Copy the data that follows exactly. Include no pictures.

── Material for this task ──

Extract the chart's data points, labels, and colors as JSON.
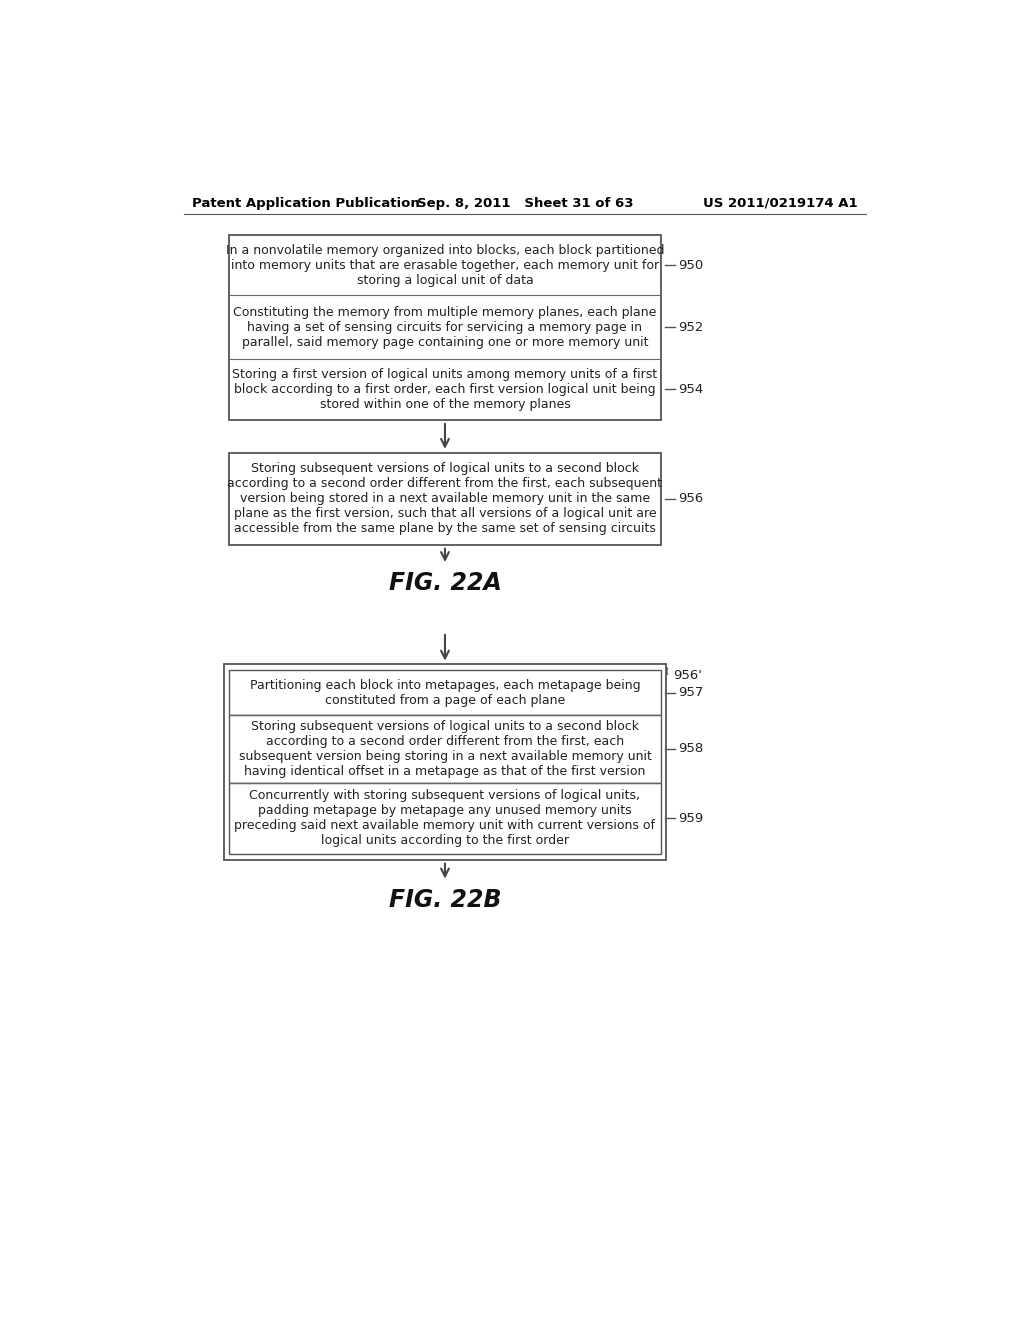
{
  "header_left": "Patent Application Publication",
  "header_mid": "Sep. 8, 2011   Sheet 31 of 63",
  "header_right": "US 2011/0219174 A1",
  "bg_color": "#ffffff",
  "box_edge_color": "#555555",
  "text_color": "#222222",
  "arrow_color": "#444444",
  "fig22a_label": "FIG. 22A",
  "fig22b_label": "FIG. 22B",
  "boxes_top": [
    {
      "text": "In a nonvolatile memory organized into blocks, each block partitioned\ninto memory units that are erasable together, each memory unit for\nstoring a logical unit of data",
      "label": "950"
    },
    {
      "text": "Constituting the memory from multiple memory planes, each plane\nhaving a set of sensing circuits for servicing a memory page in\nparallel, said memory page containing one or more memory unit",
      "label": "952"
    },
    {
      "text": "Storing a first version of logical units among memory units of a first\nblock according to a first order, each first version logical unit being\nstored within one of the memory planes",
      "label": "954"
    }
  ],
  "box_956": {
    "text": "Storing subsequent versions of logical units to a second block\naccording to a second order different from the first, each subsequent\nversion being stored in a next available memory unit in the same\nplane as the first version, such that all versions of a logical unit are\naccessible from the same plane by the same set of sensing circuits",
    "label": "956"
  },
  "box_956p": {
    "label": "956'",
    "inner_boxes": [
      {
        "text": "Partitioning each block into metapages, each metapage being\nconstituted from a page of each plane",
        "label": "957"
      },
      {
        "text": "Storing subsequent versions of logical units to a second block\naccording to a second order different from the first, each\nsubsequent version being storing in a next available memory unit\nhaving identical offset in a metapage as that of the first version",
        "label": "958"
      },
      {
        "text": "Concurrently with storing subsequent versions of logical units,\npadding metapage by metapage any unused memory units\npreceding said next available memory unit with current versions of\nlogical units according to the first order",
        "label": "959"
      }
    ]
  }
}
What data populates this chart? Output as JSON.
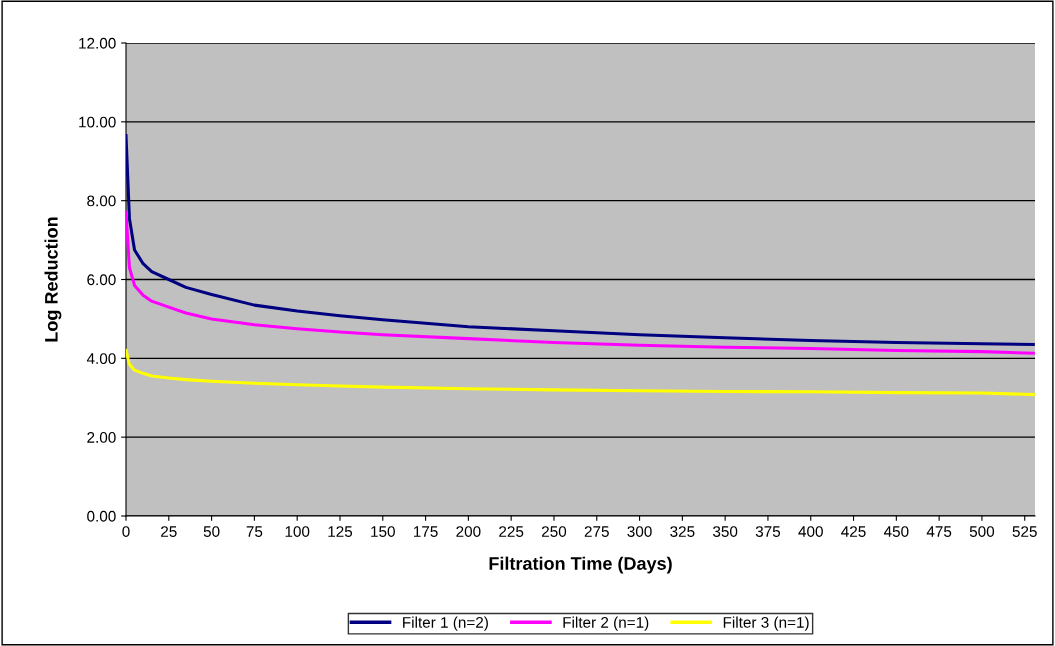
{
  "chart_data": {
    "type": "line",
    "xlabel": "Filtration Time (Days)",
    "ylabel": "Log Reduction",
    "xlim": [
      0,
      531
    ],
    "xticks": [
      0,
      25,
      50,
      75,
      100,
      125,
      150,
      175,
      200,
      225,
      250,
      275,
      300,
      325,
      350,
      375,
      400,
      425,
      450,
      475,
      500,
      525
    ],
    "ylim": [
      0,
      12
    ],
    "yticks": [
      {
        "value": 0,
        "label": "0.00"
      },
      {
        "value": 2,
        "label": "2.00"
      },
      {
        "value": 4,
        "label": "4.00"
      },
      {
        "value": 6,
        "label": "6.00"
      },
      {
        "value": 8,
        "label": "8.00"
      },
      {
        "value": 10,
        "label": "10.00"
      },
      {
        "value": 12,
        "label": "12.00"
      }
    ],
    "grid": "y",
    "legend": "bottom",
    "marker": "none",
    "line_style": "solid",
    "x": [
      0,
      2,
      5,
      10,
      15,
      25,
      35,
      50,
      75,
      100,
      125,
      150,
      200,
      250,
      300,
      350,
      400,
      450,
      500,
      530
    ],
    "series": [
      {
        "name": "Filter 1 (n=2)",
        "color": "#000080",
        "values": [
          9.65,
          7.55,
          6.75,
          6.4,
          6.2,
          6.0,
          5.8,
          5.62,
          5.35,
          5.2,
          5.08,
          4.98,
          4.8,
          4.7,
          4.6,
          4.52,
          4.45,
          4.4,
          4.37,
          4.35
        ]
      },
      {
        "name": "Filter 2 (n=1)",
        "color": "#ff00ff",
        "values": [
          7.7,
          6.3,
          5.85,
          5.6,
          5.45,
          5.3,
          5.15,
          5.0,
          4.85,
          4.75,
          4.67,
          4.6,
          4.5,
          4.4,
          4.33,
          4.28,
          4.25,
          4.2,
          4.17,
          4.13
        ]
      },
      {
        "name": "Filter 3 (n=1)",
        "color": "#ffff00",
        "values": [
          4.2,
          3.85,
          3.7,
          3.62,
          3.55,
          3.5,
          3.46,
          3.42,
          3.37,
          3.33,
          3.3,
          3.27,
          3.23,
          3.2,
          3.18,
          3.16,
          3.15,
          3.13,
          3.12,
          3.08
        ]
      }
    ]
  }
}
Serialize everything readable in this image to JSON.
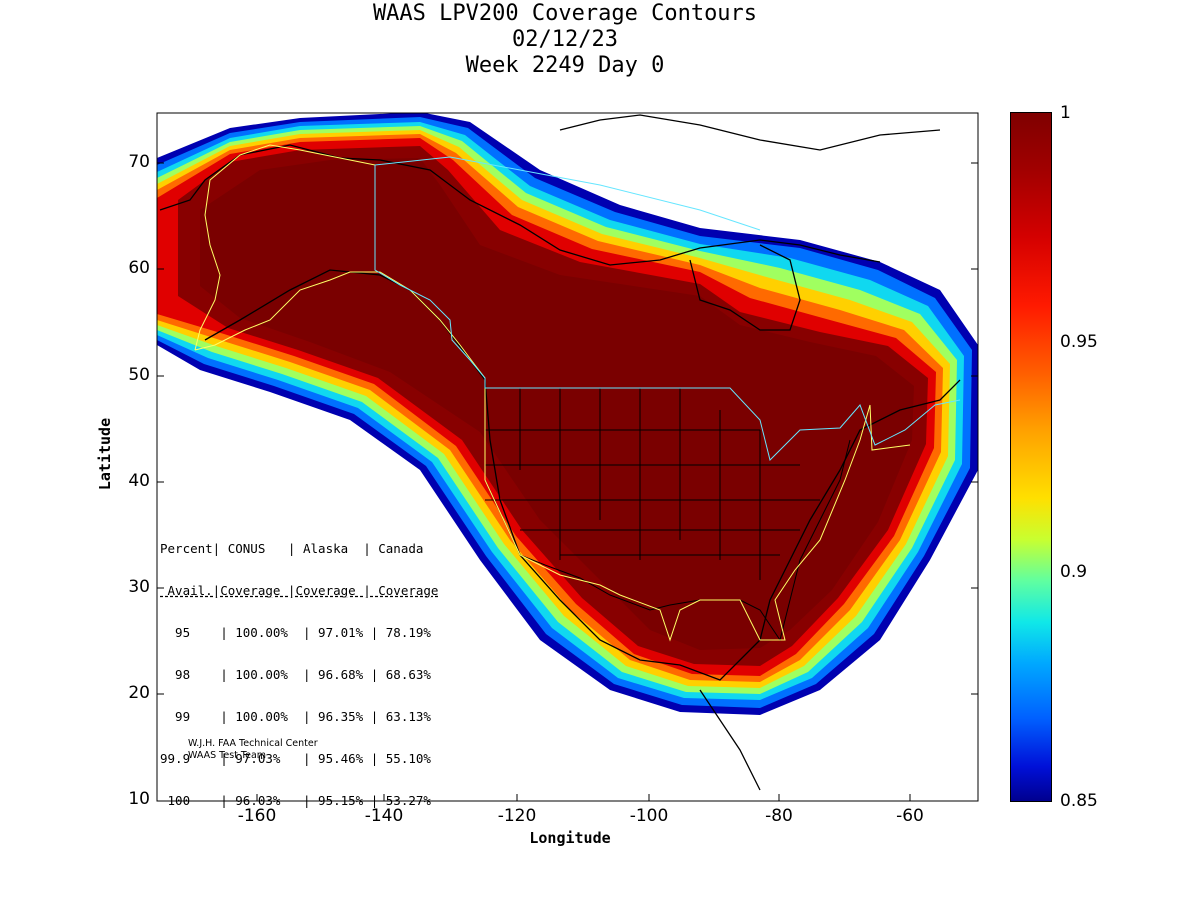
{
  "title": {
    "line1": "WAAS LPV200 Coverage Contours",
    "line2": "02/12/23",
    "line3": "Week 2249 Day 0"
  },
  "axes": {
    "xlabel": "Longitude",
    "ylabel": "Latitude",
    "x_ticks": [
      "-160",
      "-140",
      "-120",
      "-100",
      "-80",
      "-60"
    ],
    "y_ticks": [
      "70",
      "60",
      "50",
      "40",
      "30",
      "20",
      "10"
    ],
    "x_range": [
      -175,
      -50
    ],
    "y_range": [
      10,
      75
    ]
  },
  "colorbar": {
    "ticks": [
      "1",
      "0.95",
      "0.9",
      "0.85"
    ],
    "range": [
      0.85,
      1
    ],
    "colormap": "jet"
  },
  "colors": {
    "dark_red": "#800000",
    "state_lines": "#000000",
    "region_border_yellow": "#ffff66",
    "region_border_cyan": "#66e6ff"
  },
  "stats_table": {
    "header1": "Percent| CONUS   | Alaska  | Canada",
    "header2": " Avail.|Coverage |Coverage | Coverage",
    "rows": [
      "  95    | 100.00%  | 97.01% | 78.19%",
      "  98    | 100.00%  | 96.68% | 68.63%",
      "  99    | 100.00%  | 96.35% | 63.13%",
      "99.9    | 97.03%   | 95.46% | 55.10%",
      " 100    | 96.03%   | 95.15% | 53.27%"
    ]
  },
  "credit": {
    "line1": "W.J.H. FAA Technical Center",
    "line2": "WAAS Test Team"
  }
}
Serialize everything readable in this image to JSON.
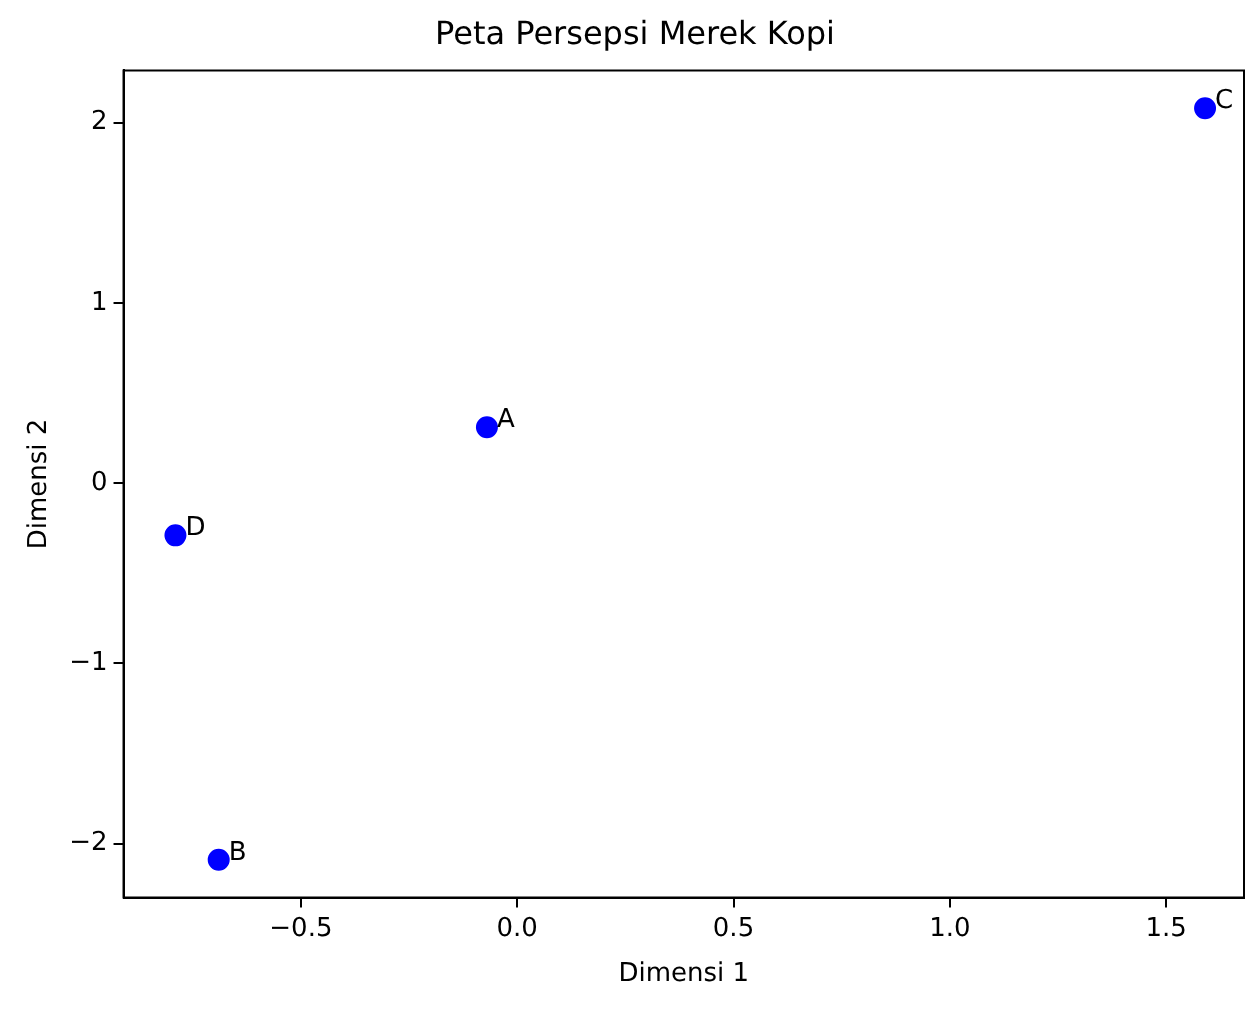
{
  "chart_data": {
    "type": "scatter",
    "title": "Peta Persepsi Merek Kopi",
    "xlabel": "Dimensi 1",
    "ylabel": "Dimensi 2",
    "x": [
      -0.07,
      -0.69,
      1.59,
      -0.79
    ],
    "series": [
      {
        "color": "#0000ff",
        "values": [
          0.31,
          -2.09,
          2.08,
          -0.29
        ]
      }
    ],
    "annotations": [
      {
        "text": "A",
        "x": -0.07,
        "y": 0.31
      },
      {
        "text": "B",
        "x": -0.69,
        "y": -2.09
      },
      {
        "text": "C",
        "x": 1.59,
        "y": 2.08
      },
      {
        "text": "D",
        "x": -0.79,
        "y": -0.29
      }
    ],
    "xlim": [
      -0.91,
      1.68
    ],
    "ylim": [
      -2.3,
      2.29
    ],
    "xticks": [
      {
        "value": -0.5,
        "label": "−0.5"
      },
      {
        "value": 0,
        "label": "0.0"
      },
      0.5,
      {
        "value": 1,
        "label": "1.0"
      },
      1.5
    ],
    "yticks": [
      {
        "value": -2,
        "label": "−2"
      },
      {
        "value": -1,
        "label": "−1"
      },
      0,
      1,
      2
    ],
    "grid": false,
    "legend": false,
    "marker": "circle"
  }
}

───

Full response
Extract the chart's data points, labels, and colors as JSON.
{
  "header_left": "Patent Application Publication",
  "header_mid": "Sep. 8, 2011   Sheet 31 of 63",
  "header_right": "US 2011/0219174 A1",
  "bg_color": "#ffffff",
  "box_edge_color": "#555555",
  "text_color": "#222222",
  "arrow_color": "#444444",
  "fig22a_label": "FIG. 22A",
  "fig22b_label": "FIG. 22B",
  "boxes_top": [
    {
      "text": "In a nonvolatile memory organized into blocks, each block partitioned\ninto memory units that are erasable together, each memory unit for\nstoring a logical unit of data",
      "label": "950"
    },
    {
      "text": "Constituting the memory from multiple memory planes, each plane\nhaving a set of sensing circuits for servicing a memory page in\nparallel, said memory page containing one or more memory unit",
      "label": "952"
    },
    {
      "text": "Storing a first version of logical units among memory units of a first\nblock according to a first order, each first version logical unit being\nstored within one of the memory planes",
      "label": "954"
    }
  ],
  "box_956": {
    "text": "Storing subsequent versions of logical units to a second block\naccording to a second order different from the first, each subsequent\nversion being stored in a next available memory unit in the same\nplane as the first version, such that all versions of a logical unit are\naccessible from the same plane by the same set of sensing circuits",
    "label": "956"
  },
  "box_956p": {
    "label": "956'",
    "inner_boxes": [
      {
        "text": "Partitioning each block into metapages, each metapage being\nconstituted from a page of each plane",
        "label": "957"
      },
      {
        "text": "Storing subsequent versions of logical units to a second block\naccording to a second order different from the first, each\nsubsequent version being storing in a next available memory unit\nhaving identical offset in a metapage as that of the first version",
        "label": "958"
      },
      {
        "text": "Concurrently with storing subsequent versions of logical units,\npadding metapage by metapage any unused memory units\npreceding said next available memory unit with current versions of\nlogical units according to the first order",
        "label": "959"
      }
    ]
  }
}
What data populates this chart? Output as JSON.
{
  "chart_data": {
    "type": "line",
    "xlabel": "Filtration Time (Days)",
    "ylabel": "Log Reduction",
    "xlim": [
      0,
      531
    ],
    "xticks": [
      0,
      25,
      50,
      75,
      100,
      125,
      150,
      175,
      200,
      225,
      250,
      275,
      300,
      325,
      350,
      375,
      400,
      425,
      450,
      475,
      500,
      525
    ],
    "ylim": [
      0,
      12
    ],
    "yticks": [
      {
        "value": 0,
        "label": "0.00"
      },
      {
        "value": 2,
        "label": "2.00"
      },
      {
        "value": 4,
        "label": "4.00"
      },
      {
        "value": 6,
        "label": "6.00"
      },
      {
        "value": 8,
        "label": "8.00"
      },
      {
        "value": 10,
        "label": "10.00"
      },
      {
        "value": 12,
        "label": "12.00"
      }
    ],
    "grid": "y",
    "legend": "bottom",
    "marker": "none",
    "line_style": "solid",
    "x": [
      0,
      2,
      5,
      10,
      15,
      25,
      35,
      50,
      75,
      100,
      125,
      150,
      200,
      250,
      300,
      350,
      400,
      450,
      500,
      530
    ],
    "series": [
      {
        "name": "Filter 1 (n=2)",
        "color": "#000080",
        "values": [
          9.65,
          7.55,
          6.75,
          6.4,
          6.2,
          6.0,
          5.8,
          5.62,
          5.35,
          5.2,
          5.08,
          4.98,
          4.8,
          4.7,
          4.6,
          4.52,
          4.45,
          4.4,
          4.37,
          4.35
        ]
      },
      {
        "name": "Filter 2 (n=1)",
        "color": "#ff00ff",
        "values": [
          7.7,
          6.3,
          5.85,
          5.6,
          5.45,
          5.3,
          5.15,
          5.0,
          4.85,
          4.75,
          4.67,
          4.6,
          4.5,
          4.4,
          4.33,
          4.28,
          4.25,
          4.2,
          4.17,
          4.13
        ]
      },
      {
        "name": "Filter 3 (n=1)",
        "color": "#ffff00",
        "values": [
          4.2,
          3.85,
          3.7,
          3.62,
          3.55,
          3.5,
          3.46,
          3.42,
          3.37,
          3.33,
          3.3,
          3.27,
          3.23,
          3.2,
          3.18,
          3.16,
          3.15,
          3.13,
          3.12,
          3.08
        ]
      }
    ]
  }
}
Serialize everything readable in this image to JSON.
{
  "title": {
    "line1": "WAAS LPV200 Coverage Contours",
    "line2": "02/12/23",
    "line3": "Week 2249 Day 0"
  },
  "axes": {
    "xlabel": "Longitude",
    "ylabel": "Latitude",
    "x_ticks": [
      "-160",
      "-140",
      "-120",
      "-100",
      "-80",
      "-60"
    ],
    "y_ticks": [
      "70",
      "60",
      "50",
      "40",
      "30",
      "20",
      "10"
    ],
    "x_range": [
      -175,
      -50
    ],
    "y_range": [
      10,
      75
    ]
  },
  "colorbar": {
    "ticks": [
      "1",
      "0.95",
      "0.9",
      "0.85"
    ],
    "range": [
      0.85,
      1
    ],
    "colormap": "jet"
  },
  "colors": {
    "dark_red": "#800000",
    "state_lines": "#000000",
    "region_border_yellow": "#ffff66",
    "region_border_cyan": "#66e6ff"
  },
  "stats_table": {
    "header1": "Percent| CONUS   | Alaska  | Canada",
    "header2": " Avail.|Coverage |Coverage | Coverage",
    "rows": [
      "  95    | 100.00%  | 97.01% | 78.19%",
      "  98    | 100.00%  | 96.68% | 68.63%",
      "  99    | 100.00%  | 96.35% | 63.13%",
      "99.9    | 97.03%   | 95.46% | 55.10%",
      " 100    | 96.03%   | 95.15% | 53.27%"
    ]
  },
  "credit": {
    "line1": "W.J.H. FAA Technical Center",
    "line2": "WAAS Test Team"
  }
}
Serialize everything readable in this image to JSON.
{
  "chart_data": {
    "type": "scatter",
    "title": "Peta Persepsi Merek Kopi",
    "xlabel": "Dimensi 1",
    "ylabel": "Dimensi 2",
    "x": [
      -0.07,
      -0.69,
      1.59,
      -0.79
    ],
    "series": [
      {
        "color": "#0000ff",
        "values": [
          0.31,
          -2.09,
          2.08,
          -0.29
        ]
      }
    ],
    "annotations": [
      {
        "text": "A",
        "x": -0.07,
        "y": 0.31
      },
      {
        "text": "B",
        "x": -0.69,
        "y": -2.09
      },
      {
        "text": "C",
        "x": 1.59,
        "y": 2.08
      },
      {
        "text": "D",
        "x": -0.79,
        "y": -0.29
      }
    ],
    "xlim": [
      -0.91,
      1.68
    ],
    "ylim": [
      -2.3,
      2.29
    ],
    "xticks": [
      {
        "value": -0.5,
        "label": "−0.5"
      },
      {
        "value": 0,
        "label": "0.0"
      },
      0.5,
      {
        "value": 1,
        "label": "1.0"
      },
      1.5
    ],
    "yticks": [
      {
        "value": -2,
        "label": "−2"
      },
      {
        "value": -1,
        "label": "−1"
      },
      0,
      1,
      2
    ],
    "grid": false,
    "legend": false,
    "marker": "circle"
  }
}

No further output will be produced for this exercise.